▶ GIVEN PASSAGE

-*-*-

In addition, crude oil recovery tests were conducted under reservoir conditions and using synthetic cores with the reservoir mineralogy. Two cores were used, one for the surfactant only and another for the nanofluid injection. The core properties are reported in Table 2. The porous media were saturated with 10 PVs of the brine until the same pressure drop was achieved, and 10 PVs of crude oil were injected to obtain a residual water condition (Swr), then 10 PVs of brine were injected again to determine the recovery factor baseline. It was ensured that the additional brine injection would not increase the recovery factor, and the pressure drop remained constant at the end of this stage. The porous media were prepared for the injection of each treatment with 5 PVs of crude oil, and 0.3 PVs of the surfactant or the nanofluid were injected. Finally, 10 PVs of brine were injected to determine the final recovery factor. Figure 2 shows the schematic representation of the setup used for the displacement test described above.

2.2.8. Field Test

An intervention with tracers was conducted in the oil field of interest to identify the connectivity and injection patterns between two injection wells and their surrounding production wells (Patterns A and B). Pattern A was composed of four production wells surrounding the injector and an additional 10 wells located at an outer periphery, which were part of the main pattern. Meanwhile, for Pattern B, there were five adjacent wells connected to the injector and an additional 10 wells in an outer periphery which related to the main pattern. A representation of the spatial and geographic distribution of Pattern A and Pattern B is shown in Figure 3.

-*-*-

[Dataset lines]
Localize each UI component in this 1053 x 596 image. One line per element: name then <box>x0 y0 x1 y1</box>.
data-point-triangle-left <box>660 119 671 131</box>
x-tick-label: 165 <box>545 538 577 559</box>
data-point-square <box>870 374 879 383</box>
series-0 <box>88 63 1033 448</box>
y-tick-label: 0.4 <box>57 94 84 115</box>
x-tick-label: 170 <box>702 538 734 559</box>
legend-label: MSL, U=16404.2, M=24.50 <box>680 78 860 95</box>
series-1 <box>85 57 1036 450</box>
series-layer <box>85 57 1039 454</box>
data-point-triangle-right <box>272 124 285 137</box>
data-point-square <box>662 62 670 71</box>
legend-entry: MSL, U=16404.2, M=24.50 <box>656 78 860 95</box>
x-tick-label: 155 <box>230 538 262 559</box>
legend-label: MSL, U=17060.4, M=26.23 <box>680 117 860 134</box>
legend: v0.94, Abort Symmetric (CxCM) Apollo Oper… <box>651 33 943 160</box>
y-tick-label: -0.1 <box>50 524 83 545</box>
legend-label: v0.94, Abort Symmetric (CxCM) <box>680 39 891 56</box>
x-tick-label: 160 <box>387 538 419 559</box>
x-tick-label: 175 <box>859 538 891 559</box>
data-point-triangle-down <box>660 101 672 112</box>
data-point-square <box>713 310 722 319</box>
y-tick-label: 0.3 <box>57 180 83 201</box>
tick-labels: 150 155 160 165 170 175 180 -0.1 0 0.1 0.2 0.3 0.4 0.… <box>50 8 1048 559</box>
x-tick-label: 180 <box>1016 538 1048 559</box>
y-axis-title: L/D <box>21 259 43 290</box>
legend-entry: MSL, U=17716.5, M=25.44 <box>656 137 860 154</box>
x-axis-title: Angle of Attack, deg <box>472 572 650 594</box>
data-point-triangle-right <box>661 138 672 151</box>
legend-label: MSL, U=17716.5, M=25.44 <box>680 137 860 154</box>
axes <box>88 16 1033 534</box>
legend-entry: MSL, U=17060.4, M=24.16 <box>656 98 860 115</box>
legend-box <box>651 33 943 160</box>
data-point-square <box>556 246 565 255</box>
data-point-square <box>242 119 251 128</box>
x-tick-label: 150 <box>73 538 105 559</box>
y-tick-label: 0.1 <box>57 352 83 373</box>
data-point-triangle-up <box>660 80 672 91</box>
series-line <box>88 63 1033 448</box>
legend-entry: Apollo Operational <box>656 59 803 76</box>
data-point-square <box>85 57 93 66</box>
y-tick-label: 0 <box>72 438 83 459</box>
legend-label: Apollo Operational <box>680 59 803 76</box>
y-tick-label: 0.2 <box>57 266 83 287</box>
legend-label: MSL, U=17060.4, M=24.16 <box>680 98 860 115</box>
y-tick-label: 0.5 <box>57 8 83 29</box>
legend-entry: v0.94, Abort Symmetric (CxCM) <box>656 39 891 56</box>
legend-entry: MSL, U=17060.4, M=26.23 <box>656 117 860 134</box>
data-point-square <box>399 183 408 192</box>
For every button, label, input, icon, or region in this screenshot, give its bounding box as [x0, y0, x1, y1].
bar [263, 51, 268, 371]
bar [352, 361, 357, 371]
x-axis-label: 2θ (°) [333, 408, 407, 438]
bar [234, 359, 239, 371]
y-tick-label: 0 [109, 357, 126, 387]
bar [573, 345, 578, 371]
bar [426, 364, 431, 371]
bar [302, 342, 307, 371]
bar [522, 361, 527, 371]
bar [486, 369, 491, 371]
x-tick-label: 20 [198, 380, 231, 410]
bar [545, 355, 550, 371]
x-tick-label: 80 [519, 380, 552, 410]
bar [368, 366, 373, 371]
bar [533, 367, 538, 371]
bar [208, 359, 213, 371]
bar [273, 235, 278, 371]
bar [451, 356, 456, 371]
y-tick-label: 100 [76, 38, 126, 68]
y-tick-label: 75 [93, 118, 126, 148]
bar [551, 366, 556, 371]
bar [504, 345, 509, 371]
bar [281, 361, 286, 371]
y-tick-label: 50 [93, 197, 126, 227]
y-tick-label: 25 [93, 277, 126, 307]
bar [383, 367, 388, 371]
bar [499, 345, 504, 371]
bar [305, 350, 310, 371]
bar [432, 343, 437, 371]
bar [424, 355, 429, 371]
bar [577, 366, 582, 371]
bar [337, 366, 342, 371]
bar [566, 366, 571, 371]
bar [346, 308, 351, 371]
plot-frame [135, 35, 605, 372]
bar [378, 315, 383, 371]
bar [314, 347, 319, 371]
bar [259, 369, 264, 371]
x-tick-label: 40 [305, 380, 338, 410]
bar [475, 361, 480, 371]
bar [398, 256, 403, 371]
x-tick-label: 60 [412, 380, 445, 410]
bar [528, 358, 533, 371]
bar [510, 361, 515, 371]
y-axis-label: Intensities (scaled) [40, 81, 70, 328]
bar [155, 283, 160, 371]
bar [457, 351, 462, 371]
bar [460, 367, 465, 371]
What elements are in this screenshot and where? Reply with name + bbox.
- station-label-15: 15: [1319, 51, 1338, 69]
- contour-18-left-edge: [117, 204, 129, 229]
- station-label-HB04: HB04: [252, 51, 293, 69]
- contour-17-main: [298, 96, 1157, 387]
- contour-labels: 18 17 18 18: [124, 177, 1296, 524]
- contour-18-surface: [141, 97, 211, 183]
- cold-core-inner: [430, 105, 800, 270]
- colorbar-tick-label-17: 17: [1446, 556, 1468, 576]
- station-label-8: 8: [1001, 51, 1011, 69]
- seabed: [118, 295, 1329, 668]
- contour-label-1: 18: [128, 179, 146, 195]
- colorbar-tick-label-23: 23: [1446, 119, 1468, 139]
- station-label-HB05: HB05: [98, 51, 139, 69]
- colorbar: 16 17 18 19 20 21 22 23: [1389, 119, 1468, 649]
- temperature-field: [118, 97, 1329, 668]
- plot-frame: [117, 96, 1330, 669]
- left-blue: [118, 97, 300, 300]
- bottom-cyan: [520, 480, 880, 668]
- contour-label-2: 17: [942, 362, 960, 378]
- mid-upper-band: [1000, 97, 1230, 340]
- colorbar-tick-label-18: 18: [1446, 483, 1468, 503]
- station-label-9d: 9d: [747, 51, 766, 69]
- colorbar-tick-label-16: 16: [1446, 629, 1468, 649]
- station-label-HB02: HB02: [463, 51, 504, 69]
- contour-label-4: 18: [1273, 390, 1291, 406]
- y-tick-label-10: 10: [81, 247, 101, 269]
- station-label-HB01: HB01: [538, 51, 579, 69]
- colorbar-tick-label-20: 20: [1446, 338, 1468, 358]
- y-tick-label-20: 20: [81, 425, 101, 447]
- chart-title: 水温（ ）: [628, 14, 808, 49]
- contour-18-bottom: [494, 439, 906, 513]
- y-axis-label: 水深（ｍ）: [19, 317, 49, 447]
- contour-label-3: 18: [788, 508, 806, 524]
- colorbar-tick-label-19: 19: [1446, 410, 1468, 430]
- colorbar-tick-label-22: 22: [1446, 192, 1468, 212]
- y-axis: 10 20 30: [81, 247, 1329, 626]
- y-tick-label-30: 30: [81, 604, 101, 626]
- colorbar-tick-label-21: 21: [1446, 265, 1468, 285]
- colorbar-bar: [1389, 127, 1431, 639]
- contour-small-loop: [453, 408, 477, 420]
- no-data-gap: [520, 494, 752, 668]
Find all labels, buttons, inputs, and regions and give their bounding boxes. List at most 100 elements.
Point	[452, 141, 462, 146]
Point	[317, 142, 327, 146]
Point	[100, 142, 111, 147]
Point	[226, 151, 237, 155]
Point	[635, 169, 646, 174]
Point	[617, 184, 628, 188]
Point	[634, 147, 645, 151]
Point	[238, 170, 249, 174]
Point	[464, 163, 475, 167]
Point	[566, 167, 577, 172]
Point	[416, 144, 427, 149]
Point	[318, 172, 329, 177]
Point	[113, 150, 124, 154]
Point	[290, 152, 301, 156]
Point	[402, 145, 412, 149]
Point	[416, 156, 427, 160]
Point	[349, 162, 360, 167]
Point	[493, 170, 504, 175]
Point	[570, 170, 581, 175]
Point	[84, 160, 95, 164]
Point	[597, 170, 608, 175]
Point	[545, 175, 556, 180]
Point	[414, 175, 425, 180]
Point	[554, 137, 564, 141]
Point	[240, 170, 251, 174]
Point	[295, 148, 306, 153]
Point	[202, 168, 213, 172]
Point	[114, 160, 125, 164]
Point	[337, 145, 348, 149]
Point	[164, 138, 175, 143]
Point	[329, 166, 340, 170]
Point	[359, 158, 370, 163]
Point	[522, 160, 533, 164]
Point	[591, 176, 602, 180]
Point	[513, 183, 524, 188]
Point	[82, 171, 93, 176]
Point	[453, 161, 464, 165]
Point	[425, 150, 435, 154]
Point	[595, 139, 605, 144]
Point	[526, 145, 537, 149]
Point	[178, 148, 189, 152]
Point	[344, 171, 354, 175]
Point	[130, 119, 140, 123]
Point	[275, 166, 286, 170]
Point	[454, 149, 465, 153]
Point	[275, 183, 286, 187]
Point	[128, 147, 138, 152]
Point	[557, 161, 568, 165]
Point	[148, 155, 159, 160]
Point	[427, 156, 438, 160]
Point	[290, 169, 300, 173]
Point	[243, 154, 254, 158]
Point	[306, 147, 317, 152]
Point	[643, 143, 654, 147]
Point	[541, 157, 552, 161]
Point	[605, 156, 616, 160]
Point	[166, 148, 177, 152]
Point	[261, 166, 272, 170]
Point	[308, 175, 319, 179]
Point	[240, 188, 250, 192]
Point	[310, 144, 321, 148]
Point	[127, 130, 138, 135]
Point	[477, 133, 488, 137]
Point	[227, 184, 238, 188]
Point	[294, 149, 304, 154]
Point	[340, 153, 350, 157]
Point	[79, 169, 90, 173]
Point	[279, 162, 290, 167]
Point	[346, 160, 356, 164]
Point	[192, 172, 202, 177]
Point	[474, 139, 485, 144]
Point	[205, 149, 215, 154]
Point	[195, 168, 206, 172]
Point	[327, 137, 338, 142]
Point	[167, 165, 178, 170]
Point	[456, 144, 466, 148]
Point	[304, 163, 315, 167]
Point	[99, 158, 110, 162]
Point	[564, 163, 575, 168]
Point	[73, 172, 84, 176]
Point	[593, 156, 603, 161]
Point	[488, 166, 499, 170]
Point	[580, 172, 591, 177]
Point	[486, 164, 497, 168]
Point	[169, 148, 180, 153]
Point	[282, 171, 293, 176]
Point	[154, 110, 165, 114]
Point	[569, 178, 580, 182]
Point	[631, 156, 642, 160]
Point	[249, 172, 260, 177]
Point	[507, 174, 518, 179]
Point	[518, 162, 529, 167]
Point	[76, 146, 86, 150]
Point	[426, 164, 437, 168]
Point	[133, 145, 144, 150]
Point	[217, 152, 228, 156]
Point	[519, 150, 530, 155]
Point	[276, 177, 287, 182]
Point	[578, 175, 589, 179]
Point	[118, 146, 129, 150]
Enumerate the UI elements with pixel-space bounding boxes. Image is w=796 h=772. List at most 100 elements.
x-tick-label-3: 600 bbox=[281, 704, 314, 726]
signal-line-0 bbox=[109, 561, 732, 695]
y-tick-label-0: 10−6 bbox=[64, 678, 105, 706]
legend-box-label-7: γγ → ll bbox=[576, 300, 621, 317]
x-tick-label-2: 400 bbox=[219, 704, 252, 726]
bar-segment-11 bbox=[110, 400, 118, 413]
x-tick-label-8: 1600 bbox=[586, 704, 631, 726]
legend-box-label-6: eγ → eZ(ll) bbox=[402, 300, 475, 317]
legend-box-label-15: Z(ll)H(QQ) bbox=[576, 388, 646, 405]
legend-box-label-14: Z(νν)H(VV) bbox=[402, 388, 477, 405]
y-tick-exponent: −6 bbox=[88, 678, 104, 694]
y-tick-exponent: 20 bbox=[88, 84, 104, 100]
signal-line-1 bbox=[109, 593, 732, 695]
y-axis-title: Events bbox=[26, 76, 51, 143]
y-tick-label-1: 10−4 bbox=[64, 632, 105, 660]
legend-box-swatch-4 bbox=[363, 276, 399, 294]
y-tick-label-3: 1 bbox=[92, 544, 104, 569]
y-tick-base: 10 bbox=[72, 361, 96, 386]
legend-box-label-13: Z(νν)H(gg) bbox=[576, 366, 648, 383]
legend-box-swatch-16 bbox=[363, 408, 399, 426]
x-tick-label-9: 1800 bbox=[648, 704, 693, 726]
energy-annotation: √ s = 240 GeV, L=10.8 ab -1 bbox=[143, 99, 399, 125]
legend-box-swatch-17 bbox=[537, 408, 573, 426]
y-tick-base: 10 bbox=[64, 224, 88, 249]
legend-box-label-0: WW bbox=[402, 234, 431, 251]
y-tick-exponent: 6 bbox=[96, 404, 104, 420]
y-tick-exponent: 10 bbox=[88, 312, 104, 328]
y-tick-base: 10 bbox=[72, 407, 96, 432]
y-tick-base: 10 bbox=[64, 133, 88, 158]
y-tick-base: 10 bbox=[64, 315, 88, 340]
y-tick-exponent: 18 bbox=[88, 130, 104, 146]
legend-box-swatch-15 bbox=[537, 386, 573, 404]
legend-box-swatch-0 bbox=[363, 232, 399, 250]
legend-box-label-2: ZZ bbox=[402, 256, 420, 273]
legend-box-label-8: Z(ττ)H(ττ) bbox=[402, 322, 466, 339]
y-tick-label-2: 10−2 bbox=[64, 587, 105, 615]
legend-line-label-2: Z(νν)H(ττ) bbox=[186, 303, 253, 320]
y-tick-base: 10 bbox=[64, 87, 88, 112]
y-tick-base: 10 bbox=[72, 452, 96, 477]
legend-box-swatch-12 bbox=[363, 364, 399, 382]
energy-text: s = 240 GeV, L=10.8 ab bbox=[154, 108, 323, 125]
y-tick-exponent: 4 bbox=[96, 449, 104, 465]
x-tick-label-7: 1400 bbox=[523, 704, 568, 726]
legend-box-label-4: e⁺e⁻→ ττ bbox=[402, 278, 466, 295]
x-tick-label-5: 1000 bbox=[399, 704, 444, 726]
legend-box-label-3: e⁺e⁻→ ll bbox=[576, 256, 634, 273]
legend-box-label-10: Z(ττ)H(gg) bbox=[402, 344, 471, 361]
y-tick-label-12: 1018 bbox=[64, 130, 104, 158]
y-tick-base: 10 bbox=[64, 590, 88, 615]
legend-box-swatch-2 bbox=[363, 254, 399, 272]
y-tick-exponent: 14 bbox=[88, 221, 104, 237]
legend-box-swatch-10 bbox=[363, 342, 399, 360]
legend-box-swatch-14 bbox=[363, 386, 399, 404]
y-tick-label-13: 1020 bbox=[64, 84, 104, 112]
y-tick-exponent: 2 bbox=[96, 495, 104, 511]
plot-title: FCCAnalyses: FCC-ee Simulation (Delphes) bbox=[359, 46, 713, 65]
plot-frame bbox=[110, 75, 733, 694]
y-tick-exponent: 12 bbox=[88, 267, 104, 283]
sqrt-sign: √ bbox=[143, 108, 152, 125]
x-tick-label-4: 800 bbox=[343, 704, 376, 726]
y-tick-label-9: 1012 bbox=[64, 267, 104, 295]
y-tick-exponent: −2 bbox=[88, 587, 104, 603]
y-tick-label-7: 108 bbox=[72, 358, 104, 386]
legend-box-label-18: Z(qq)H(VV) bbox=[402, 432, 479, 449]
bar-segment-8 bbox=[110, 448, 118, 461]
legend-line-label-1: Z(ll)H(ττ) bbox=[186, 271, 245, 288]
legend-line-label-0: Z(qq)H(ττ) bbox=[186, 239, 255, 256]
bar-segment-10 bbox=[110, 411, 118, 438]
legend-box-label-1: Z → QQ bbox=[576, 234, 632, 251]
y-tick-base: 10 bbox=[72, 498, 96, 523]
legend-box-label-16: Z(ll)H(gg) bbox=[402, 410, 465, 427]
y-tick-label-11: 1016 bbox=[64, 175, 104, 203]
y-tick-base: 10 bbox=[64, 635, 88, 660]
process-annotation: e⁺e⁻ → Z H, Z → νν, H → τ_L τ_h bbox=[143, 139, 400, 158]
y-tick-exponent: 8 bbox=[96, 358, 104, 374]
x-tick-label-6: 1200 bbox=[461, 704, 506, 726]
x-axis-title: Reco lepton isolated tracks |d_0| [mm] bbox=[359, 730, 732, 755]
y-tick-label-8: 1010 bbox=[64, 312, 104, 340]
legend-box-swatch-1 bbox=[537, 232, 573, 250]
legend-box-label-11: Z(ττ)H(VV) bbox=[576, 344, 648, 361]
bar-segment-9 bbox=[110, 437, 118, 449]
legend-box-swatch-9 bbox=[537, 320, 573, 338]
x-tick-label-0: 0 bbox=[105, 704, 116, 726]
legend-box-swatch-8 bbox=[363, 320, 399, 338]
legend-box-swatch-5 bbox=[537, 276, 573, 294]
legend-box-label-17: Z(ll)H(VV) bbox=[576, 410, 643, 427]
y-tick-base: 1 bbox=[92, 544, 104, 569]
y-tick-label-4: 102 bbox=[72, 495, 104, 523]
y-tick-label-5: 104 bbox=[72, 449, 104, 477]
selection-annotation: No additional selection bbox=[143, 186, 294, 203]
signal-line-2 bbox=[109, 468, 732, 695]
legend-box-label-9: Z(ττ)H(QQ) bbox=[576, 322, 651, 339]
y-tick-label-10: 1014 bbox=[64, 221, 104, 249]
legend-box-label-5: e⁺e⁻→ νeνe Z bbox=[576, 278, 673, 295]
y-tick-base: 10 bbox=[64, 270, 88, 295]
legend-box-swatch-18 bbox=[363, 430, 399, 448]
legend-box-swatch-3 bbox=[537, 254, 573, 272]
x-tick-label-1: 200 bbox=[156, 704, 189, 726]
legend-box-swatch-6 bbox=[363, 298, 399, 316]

-*-*-

▶ TASK REQUIREMENTS
a - Decide whether each statement agrees with the passage on oil recovery and tracer testing. Answer yes or no, and quote the words from the passage that decide it.
(i) A separate core was used for the surfactant and for the nanofluid.
(ii) 0.5 PVs of the surfactant or the nanofluid were injected.
(iii) Pattern B had four production wells surrounding the injector.
b - List every table and figure that the passage on oil recovery and tracer testing refers to.

▶ PER-TASK ANSWERS
a -
(i) Yes: "Two cores were used, one for the surfactant only and another for the nanofluid injection."
(ii) No: "0.3 PVs of the surfactant or the nanofluid were injected."
(iii) No: "for Pattern B, there were five adjacent wells connected to the injector"

b - Table 2, Figure 2, Figure 3